Prompt:
For each line of the data below that holds "Запись", copy the line.
* * * * * * * * *
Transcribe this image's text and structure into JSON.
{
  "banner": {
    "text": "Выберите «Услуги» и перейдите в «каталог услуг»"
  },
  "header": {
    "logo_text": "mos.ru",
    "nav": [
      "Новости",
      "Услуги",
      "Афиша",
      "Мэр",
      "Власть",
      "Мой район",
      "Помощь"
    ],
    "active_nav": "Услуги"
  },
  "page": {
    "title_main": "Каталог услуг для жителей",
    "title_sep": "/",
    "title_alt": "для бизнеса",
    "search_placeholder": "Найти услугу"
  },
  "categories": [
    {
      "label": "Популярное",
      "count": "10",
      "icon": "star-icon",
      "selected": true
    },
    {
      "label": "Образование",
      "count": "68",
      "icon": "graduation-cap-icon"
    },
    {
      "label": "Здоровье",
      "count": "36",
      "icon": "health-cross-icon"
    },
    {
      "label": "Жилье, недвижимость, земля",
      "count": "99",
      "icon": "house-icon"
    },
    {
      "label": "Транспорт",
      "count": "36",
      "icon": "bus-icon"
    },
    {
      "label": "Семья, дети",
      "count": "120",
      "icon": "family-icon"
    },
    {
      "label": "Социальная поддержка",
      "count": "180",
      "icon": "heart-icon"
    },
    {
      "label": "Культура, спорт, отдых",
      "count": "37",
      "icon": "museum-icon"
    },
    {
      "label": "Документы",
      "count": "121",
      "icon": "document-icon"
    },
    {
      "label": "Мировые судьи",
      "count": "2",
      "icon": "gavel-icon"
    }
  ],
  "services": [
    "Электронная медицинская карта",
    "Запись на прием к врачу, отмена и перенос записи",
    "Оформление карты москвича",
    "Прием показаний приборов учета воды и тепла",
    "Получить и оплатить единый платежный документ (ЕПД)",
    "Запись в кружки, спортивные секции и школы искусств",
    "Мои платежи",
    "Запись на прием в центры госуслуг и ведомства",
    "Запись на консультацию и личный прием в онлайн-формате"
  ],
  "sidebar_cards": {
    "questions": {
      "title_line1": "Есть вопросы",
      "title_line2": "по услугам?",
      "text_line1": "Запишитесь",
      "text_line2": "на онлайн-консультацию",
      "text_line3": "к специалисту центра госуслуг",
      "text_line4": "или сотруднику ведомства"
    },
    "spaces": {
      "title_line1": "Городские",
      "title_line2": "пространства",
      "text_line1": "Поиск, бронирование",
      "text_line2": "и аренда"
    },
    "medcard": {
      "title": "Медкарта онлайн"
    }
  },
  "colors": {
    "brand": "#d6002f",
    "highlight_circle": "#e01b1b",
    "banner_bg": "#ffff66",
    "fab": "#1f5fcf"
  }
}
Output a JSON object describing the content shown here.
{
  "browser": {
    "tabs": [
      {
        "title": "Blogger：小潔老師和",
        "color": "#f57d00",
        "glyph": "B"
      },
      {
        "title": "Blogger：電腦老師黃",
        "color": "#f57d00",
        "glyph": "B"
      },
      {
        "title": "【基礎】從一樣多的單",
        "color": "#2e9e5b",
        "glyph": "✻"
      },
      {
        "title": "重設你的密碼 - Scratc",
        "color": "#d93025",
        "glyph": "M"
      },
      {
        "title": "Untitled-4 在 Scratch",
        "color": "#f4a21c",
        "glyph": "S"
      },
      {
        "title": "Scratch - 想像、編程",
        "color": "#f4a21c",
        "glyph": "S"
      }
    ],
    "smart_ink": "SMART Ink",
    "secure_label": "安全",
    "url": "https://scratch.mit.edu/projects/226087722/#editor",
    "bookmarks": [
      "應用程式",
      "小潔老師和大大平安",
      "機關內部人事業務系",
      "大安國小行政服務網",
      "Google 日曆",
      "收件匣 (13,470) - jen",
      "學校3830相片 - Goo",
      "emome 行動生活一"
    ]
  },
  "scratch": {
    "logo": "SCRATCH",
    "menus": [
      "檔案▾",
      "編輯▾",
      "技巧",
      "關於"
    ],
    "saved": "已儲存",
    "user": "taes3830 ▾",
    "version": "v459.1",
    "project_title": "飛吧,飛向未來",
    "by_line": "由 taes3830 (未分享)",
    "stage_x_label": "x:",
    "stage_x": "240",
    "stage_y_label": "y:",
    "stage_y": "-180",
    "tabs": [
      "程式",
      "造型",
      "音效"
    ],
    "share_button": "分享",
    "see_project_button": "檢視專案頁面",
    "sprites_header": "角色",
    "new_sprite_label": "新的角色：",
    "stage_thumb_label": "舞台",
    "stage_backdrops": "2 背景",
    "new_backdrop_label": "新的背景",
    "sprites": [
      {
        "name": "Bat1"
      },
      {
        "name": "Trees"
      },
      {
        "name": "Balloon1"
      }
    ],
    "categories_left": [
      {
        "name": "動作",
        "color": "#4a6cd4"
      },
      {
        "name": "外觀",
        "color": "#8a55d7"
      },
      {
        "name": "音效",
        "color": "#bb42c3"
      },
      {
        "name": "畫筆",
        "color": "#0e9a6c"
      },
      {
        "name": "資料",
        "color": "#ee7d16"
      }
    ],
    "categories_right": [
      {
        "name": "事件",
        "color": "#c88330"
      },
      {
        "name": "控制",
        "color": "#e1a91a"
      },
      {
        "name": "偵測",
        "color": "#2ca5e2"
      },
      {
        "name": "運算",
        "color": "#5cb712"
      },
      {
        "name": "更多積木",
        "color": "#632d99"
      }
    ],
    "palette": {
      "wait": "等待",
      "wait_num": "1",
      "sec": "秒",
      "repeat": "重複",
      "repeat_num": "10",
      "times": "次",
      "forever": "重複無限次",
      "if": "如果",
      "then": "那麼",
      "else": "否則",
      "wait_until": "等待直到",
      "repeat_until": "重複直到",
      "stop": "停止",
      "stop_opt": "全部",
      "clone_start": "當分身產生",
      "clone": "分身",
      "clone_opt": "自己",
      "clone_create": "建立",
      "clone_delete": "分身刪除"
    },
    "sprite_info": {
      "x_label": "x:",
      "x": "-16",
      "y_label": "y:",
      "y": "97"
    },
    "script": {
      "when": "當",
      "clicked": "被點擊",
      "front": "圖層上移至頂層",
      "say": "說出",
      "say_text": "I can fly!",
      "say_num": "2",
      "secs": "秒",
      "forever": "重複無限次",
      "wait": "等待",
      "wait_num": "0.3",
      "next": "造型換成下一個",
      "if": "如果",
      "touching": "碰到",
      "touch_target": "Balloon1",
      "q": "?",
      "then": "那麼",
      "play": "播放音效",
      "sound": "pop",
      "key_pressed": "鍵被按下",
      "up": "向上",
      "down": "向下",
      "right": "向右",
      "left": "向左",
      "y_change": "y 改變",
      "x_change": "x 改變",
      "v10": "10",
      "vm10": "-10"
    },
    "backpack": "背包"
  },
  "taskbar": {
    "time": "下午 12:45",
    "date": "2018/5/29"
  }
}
* * * * * * * * *
Problem solution:
    "Запись на прием к врачу, отмена и перенос записи",
    "Запись в кружки, спортивные секции и школы искусств",
    "Запись на прием в центры госуслуг и ведомства",
    "Запись на консультацию и личный прием в онлайн-формате"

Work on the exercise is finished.